### Task requirements
Extract and list every line that contains the word "ROWLEY".

Records provided start

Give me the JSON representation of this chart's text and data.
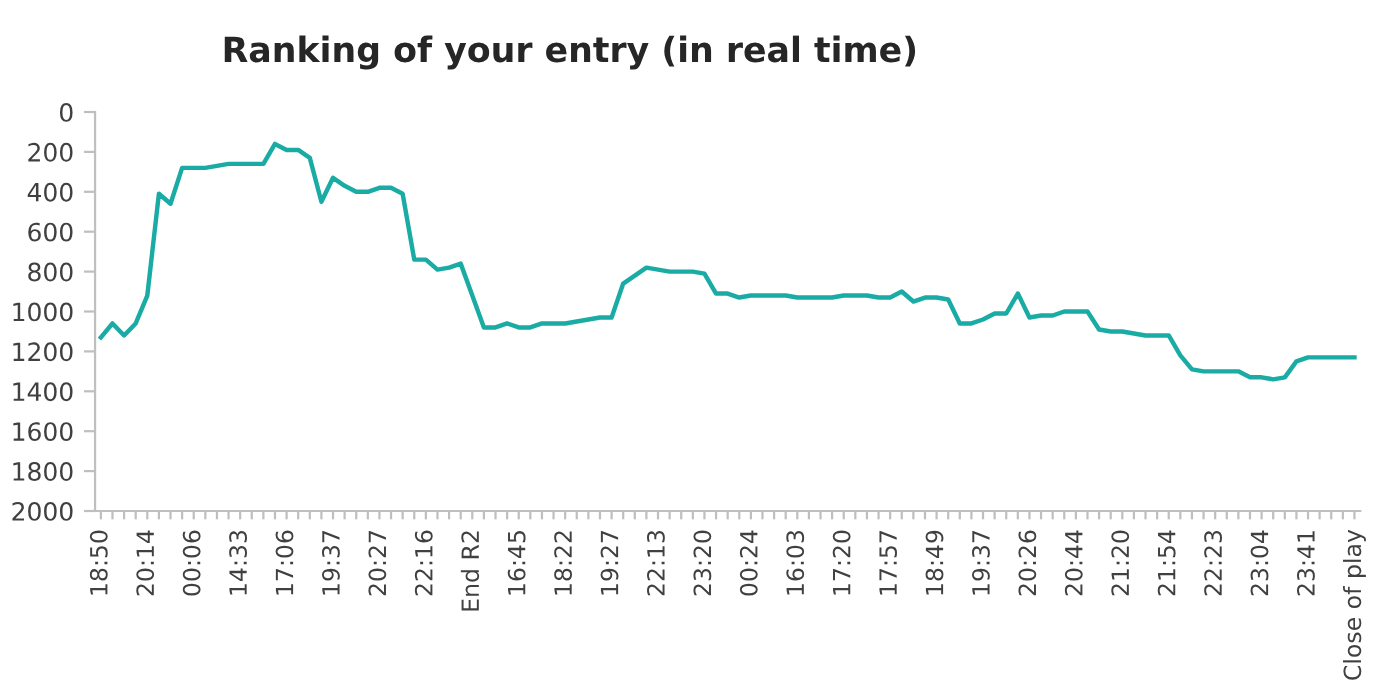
{
  "chart_data": {
    "type": "line",
    "title": "Ranking of your entry (in real time)",
    "categories": [
      "18:50",
      null,
      null,
      null,
      "20:14",
      null,
      null,
      null,
      "00:06",
      null,
      null,
      null,
      "14:33",
      null,
      null,
      null,
      "17:06",
      null,
      null,
      null,
      "19:37",
      null,
      null,
      null,
      "20:27",
      null,
      null,
      null,
      "22:16",
      null,
      null,
      null,
      "End R2",
      null,
      null,
      null,
      "16:45",
      null,
      null,
      null,
      "18:22",
      null,
      null,
      null,
      "19:27",
      null,
      null,
      null,
      "22:13",
      null,
      null,
      null,
      "23:20",
      null,
      null,
      null,
      "00:24",
      null,
      null,
      null,
      "16:03",
      null,
      null,
      null,
      "17:20",
      null,
      null,
      null,
      "17:57",
      null,
      null,
      null,
      "18:49",
      null,
      null,
      null,
      "19:37",
      null,
      null,
      null,
      "20:26",
      null,
      null,
      null,
      "20:44",
      null,
      null,
      null,
      "21:20",
      null,
      null,
      null,
      "21:54",
      null,
      null,
      null,
      "22:23",
      null,
      null,
      null,
      "23:04",
      null,
      null,
      null,
      "23:41",
      null,
      null,
      null,
      "Close of play"
    ],
    "series": [
      {
        "color": "#1aaca4",
        "values": [
          1130,
          1060,
          1120,
          1060,
          920,
          410,
          460,
          280,
          280,
          280,
          270,
          260,
          260,
          260,
          260,
          160,
          190,
          190,
          230,
          450,
          330,
          370,
          400,
          400,
          380,
          380,
          410,
          740,
          740,
          790,
          780,
          760,
          920,
          1080,
          1080,
          1060,
          1080,
          1080,
          1060,
          1060,
          1060,
          1050,
          1040,
          1030,
          1030,
          860,
          820,
          780,
          790,
          800,
          800,
          800,
          810,
          910,
          910,
          930,
          920,
          920,
          920,
          920,
          930,
          930,
          930,
          930,
          920,
          920,
          920,
          930,
          930,
          900,
          950,
          930,
          930,
          940,
          1060,
          1060,
          1040,
          1010,
          1010,
          910,
          1030,
          1020,
          1020,
          1000,
          1000,
          1000,
          1090,
          1100,
          1100,
          1110,
          1120,
          1120,
          1120,
          1220,
          1290,
          1300,
          1300,
          1300,
          1300,
          1330,
          1330,
          1340,
          1330,
          1250,
          1230,
          1230,
          1230,
          1230,
          1230
        ]
      }
    ],
    "ylim": [
      2000,
      0
    ],
    "yticks": [
      0,
      200,
      400,
      600,
      800,
      1000,
      1200,
      1400,
      1600,
      1800,
      2000
    ],
    "grid": false,
    "marker": "none",
    "line_style": "solid"
  }
}
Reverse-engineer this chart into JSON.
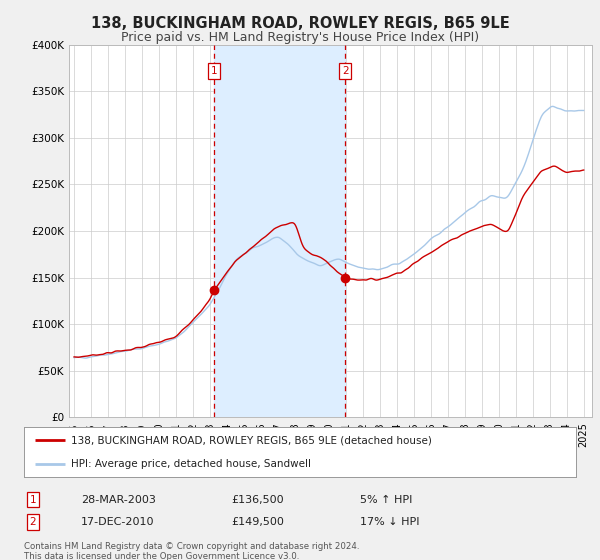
{
  "title": "138, BUCKINGHAM ROAD, ROWLEY REGIS, B65 9LE",
  "subtitle": "Price paid vs. HM Land Registry's House Price Index (HPI)",
  "title_fontsize": 10.5,
  "subtitle_fontsize": 9,
  "background_color": "#f0f0f0",
  "plot_bg_color": "#ffffff",
  "ylim": [
    0,
    400000
  ],
  "yticks": [
    0,
    50000,
    100000,
    150000,
    200000,
    250000,
    300000,
    350000,
    400000
  ],
  "ytick_labels": [
    "£0",
    "£50K",
    "£100K",
    "£150K",
    "£200K",
    "£250K",
    "£300K",
    "£350K",
    "£400K"
  ],
  "xlim_start": 1994.7,
  "xlim_end": 2025.5,
  "sale1_date": 2003.23,
  "sale1_price": 136500,
  "sale1_label": "1",
  "sale1_hpi_pct": "5% ↑ HPI",
  "sale1_date_str": "28-MAR-2003",
  "sale2_date": 2010.96,
  "sale2_price": 149500,
  "sale2_label": "2",
  "sale2_hpi_pct": "17% ↓ HPI",
  "sale2_date_str": "17-DEC-2010",
  "legend_entry1": "138, BUCKINGHAM ROAD, ROWLEY REGIS, B65 9LE (detached house)",
  "legend_entry2": "HPI: Average price, detached house, Sandwell",
  "footer1": "Contains HM Land Registry data © Crown copyright and database right 2024.",
  "footer2": "This data is licensed under the Open Government Licence v3.0.",
  "hpi_color": "#a8c8e8",
  "price_color": "#cc0000",
  "shade_color": "#ddeeff",
  "grid_color": "#cccccc",
  "xtick_years": [
    1995,
    1996,
    1997,
    1998,
    1999,
    2000,
    2001,
    2002,
    2003,
    2004,
    2005,
    2006,
    2007,
    2008,
    2009,
    2010,
    2011,
    2012,
    2013,
    2014,
    2015,
    2016,
    2017,
    2018,
    2019,
    2020,
    2021,
    2022,
    2023,
    2024,
    2025
  ]
}
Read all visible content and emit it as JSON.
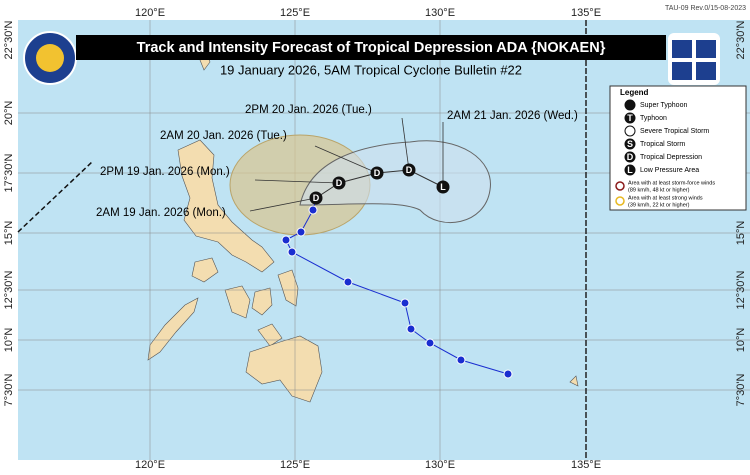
{
  "header": {
    "form_code": "TAU-09 Rev.0/15-08-2023",
    "title": "Track and Intensity Forecast of Tropical Depression ADA {NOKAEN}",
    "subtitle": "19 January 2026, 5AM Tropical Cyclone Bulletin #22"
  },
  "map": {
    "longitudes": [
      "120°E",
      "125°E",
      "130°E",
      "135°E"
    ],
    "latitudes": [
      "22°30'N",
      "20°N",
      "17°30'N",
      "15°N",
      "12°30'N",
      "10°N",
      "7°30'N"
    ],
    "forecast_points": [
      {
        "label": "2AM 19 Jan. 2026 (Mon.)",
        "symbol": "D"
      },
      {
        "label": "2PM 19 Jan. 2026 (Mon.)",
        "symbol": "D"
      },
      {
        "label": "2AM 20 Jan. 2026 (Tue.)",
        "symbol": "D"
      },
      {
        "label": "2PM 20 Jan. 2026 (Tue.)",
        "symbol": "D"
      },
      {
        "label": "2AM 21 Jan. 2026 (Wed.)",
        "symbol": "L"
      }
    ]
  },
  "legend": {
    "title": "Legend",
    "items": [
      {
        "symbol": "",
        "label": "Super Typhoon"
      },
      {
        "symbol": "T",
        "label": "Typhoon"
      },
      {
        "symbol": "",
        "label": "Severe Tropical Storm"
      },
      {
        "symbol": "S",
        "label": "Tropical Storm"
      },
      {
        "symbol": "D",
        "label": "Tropical Depression"
      },
      {
        "symbol": "L",
        "label": "Low Pressure Area"
      }
    ],
    "wind_areas": [
      {
        "line1": "Area with at least storm-force winds",
        "line2": "(89 km/h, 48 kt or higher)"
      },
      {
        "line1": "Area with at least strong winds",
        "line2": "(39 km/h, 22 kt or higher)"
      }
    ]
  }
}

Records provided end

### Final answer
  "title": "138, BUCKINGHAM ROAD, ROWLEY REGIS, B65 9LE",
  "legend_entry1": "138, BUCKINGHAM ROAD, ROWLEY REGIS, B65 9LE (detached house)",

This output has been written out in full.